■ Aim of the task
Rename every "interactable" to "clickable" in the stretch of data from its start through the line containing "128, 675, 149]", and return only those lines with nothing else altered.

■ Records supplied
┄┄┄┄┄┄

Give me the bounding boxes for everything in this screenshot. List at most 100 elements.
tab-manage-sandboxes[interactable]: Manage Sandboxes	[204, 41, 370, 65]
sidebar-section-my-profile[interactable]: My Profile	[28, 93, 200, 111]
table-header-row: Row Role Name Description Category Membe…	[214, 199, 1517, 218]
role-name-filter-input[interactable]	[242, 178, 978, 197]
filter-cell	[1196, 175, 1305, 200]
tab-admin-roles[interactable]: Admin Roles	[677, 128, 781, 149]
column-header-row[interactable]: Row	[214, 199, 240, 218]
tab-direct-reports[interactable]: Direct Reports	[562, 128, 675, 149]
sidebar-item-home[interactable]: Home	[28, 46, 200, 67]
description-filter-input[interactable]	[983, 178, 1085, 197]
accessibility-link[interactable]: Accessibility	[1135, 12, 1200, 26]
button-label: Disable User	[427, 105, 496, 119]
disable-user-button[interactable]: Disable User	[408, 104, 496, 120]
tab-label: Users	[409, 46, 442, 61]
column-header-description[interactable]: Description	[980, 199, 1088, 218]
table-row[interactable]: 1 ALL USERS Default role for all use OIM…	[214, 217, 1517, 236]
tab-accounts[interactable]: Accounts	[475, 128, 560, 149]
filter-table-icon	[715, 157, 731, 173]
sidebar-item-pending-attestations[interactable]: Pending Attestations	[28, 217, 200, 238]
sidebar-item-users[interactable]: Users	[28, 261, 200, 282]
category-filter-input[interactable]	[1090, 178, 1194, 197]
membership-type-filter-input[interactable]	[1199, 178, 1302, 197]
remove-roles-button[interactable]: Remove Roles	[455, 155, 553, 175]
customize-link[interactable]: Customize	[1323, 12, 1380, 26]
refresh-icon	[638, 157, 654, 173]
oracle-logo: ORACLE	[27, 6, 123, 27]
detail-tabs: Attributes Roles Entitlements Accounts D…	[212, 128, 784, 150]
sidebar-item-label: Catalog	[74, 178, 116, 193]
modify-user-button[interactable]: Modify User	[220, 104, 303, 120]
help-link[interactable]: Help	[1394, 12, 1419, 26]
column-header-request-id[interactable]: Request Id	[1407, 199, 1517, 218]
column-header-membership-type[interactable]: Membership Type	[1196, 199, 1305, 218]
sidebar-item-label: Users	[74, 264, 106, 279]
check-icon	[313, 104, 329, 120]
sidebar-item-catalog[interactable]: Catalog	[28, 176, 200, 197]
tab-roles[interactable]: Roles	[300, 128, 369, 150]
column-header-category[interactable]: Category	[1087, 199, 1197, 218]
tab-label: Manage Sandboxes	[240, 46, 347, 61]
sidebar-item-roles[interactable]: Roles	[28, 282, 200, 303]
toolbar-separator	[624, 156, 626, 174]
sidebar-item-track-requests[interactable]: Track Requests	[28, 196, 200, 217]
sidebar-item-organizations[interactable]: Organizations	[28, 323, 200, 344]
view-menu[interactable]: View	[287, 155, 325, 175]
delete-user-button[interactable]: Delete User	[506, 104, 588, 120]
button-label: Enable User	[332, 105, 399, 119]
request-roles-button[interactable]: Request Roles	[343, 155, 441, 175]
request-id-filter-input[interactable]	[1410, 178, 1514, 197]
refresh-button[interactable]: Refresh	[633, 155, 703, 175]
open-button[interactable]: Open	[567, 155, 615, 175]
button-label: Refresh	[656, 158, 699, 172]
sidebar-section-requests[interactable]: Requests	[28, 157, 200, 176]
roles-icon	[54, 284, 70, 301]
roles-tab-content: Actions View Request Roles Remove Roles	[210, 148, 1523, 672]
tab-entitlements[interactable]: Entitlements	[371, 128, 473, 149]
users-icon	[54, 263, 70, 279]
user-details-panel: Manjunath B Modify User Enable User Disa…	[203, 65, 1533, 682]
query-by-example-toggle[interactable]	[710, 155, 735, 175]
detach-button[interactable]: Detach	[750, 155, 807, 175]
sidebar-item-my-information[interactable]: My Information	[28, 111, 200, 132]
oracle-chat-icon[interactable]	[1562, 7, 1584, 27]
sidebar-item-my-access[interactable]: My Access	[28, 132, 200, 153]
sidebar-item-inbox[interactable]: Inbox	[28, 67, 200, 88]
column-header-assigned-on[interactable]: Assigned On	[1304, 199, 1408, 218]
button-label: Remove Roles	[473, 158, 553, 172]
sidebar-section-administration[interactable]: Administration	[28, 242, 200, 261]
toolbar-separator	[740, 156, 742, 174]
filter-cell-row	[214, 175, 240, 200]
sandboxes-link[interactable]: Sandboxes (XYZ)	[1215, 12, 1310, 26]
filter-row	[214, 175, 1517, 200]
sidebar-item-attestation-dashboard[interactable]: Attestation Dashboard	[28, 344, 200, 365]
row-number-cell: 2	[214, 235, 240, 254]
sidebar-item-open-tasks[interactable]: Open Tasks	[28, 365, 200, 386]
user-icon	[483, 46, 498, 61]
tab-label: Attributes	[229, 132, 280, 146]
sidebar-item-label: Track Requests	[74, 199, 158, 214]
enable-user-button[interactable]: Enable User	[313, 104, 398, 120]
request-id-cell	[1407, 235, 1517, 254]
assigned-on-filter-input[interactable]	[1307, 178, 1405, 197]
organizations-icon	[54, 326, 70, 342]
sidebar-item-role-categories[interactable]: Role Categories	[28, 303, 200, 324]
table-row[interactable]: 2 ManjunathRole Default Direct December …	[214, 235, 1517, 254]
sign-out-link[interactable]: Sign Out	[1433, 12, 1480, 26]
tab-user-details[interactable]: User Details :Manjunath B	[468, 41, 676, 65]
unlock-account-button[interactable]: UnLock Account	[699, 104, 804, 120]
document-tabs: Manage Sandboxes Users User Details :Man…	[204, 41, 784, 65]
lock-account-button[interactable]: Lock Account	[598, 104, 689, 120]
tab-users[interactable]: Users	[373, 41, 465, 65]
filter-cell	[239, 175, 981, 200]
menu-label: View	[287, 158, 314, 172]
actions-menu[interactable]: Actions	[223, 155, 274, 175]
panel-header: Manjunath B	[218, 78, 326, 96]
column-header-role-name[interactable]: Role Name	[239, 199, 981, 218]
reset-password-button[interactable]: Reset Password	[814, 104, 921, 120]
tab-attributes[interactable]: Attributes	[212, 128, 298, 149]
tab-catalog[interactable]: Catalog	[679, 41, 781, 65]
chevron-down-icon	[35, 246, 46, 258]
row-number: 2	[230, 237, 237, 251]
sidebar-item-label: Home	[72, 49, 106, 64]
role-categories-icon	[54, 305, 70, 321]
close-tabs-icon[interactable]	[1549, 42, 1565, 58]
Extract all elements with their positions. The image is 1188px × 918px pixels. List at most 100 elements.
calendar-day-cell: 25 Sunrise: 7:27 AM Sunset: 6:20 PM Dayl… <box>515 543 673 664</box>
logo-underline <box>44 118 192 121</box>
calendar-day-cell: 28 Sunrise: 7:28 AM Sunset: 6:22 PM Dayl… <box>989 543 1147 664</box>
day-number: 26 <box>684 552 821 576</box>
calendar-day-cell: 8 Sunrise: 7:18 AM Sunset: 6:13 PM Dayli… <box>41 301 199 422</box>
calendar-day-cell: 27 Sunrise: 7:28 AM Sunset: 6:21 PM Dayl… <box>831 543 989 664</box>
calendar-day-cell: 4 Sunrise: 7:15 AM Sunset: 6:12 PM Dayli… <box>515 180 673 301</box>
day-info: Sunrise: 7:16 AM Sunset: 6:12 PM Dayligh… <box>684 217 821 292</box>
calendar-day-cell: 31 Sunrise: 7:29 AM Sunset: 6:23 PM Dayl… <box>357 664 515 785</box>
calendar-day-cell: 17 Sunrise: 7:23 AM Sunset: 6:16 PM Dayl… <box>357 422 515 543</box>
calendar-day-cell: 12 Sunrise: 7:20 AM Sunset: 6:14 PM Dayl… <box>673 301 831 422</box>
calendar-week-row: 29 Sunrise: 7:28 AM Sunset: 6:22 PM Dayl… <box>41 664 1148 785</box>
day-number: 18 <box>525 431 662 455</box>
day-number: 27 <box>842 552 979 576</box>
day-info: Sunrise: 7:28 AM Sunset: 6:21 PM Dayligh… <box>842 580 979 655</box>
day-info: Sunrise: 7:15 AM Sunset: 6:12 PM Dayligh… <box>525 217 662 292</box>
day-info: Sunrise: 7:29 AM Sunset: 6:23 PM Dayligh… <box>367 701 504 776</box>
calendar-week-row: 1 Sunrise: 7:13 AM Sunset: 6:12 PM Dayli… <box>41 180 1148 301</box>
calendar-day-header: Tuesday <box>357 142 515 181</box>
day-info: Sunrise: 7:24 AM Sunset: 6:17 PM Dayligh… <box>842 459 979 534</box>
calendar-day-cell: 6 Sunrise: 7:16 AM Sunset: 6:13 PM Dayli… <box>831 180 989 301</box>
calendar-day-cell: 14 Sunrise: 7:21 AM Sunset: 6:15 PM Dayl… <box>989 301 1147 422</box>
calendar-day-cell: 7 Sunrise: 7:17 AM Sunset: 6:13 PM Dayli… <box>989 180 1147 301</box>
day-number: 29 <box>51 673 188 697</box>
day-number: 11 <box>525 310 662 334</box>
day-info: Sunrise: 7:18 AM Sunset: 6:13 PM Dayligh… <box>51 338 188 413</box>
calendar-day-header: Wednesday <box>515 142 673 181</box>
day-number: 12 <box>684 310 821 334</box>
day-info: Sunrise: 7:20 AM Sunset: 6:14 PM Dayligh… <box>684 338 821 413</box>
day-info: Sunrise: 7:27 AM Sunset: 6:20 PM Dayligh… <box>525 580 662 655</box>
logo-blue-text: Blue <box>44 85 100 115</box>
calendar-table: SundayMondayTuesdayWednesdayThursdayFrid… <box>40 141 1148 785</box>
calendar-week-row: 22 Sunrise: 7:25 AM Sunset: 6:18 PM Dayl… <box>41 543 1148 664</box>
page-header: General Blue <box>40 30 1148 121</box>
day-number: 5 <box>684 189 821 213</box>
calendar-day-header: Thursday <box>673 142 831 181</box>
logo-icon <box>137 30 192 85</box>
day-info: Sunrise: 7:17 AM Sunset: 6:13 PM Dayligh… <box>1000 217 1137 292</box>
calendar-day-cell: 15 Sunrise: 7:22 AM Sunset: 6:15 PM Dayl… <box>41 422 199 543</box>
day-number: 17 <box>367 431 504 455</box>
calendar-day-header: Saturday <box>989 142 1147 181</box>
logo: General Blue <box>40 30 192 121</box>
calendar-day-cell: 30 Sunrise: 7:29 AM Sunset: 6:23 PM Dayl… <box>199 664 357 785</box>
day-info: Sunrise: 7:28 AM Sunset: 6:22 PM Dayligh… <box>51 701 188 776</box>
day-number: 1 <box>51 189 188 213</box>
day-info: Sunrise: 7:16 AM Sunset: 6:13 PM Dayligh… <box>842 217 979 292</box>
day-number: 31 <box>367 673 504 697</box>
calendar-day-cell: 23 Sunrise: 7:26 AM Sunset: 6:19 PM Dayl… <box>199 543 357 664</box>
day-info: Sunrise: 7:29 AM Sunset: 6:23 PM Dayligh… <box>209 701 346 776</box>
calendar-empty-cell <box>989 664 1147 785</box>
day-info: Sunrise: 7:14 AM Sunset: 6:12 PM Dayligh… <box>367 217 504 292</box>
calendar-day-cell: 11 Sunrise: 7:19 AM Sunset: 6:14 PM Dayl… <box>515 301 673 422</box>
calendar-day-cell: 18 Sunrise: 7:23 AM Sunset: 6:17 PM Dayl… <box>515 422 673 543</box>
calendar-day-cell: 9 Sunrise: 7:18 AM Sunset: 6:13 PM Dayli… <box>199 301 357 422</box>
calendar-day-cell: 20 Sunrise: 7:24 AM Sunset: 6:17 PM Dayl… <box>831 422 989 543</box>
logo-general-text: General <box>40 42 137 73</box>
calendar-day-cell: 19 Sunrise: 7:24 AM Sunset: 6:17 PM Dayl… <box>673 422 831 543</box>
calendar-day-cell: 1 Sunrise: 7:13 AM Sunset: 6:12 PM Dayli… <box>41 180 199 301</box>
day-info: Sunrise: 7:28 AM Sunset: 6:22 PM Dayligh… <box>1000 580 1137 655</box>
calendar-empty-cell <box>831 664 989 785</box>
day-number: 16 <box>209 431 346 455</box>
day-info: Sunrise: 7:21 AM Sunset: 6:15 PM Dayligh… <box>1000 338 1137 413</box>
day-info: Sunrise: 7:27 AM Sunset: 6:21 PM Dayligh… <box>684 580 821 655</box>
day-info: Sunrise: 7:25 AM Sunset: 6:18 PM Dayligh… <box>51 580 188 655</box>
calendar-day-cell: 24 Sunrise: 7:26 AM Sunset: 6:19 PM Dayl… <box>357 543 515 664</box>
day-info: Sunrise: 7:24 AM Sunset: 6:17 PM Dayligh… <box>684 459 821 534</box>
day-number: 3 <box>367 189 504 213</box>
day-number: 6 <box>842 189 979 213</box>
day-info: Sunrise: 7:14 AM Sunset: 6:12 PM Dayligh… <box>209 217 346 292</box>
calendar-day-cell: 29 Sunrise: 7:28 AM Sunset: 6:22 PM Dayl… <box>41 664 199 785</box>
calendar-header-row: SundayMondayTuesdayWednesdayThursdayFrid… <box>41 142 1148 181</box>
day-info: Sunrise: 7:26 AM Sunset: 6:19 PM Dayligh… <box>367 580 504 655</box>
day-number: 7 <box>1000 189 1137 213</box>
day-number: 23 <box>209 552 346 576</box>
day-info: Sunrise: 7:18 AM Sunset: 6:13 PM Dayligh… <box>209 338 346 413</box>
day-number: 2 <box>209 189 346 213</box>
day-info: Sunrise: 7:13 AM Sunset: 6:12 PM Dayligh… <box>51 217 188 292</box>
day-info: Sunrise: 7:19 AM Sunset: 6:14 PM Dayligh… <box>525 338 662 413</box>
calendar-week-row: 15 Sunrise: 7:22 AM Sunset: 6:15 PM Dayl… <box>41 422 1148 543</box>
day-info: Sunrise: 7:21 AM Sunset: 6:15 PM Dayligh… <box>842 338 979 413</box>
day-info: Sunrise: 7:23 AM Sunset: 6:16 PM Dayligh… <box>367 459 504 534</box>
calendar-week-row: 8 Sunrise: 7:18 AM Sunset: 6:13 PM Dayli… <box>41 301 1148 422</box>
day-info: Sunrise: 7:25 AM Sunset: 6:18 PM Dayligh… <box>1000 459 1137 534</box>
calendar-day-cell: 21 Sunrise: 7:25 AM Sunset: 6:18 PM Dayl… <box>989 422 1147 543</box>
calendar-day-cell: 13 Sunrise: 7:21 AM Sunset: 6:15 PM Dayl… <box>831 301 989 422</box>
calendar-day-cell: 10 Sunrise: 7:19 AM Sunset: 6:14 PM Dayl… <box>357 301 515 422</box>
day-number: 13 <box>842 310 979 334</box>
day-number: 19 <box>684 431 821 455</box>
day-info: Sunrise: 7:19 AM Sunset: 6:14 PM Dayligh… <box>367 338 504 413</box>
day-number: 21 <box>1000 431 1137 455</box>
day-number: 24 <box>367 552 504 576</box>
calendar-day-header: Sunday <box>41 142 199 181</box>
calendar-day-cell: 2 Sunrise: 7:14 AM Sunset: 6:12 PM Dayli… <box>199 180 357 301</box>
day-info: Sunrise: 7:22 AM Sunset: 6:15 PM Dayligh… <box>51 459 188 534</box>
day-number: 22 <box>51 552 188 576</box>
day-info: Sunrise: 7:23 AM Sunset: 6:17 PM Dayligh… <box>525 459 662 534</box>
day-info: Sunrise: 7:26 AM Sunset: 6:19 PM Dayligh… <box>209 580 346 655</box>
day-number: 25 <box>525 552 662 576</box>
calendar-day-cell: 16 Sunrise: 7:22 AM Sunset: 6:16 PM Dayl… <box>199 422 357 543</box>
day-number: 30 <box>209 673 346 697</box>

┄┄┄┄┄┄

■ Answer to this problem
Give me the bounding boxes for everything in this screenshot. List at most 100 elements.
tab-manage-sandboxes[clickable]: Manage Sandboxes	[204, 41, 370, 65]
sidebar-section-my-profile[clickable]: My Profile	[28, 93, 200, 111]
table-header-row: Row Role Name Description Category Membe…	[214, 199, 1517, 218]
role-name-filter-input[clickable]	[242, 178, 978, 197]
filter-cell	[1196, 175, 1305, 200]
tab-admin-roles[clickable]: Admin Roles	[677, 128, 781, 149]
column-header-row[clickable]: Row	[214, 199, 240, 218]
tab-direct-reports[clickable]: Direct Reports	[562, 128, 675, 149]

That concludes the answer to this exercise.